_Directions for this task_
Copy each line where the word "JSON" occurs.

(Stored items from a collection)
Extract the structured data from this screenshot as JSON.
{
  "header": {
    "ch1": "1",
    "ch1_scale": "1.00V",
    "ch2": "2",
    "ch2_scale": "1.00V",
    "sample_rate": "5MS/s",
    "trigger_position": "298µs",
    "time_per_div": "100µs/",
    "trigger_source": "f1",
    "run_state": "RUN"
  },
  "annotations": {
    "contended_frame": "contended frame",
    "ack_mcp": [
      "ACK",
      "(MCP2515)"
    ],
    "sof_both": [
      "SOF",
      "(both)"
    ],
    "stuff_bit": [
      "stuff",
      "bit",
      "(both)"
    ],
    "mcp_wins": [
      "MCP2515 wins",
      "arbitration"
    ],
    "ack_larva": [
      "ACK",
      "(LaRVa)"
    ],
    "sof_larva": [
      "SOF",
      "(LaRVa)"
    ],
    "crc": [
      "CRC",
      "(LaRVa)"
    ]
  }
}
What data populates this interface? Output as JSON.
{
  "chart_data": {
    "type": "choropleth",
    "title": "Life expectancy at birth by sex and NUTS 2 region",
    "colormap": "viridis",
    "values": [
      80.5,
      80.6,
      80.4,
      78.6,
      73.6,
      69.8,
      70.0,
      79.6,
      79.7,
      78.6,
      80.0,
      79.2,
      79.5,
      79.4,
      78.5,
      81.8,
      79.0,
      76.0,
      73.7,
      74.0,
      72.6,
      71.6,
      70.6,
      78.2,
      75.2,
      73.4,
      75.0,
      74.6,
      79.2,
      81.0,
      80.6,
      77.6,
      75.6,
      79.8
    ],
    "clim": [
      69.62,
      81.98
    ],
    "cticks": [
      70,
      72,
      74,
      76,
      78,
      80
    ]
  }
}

_Answer in full_
Extract the structured data from this screenshot as JSON.
What data populates this interface? Output as JSON.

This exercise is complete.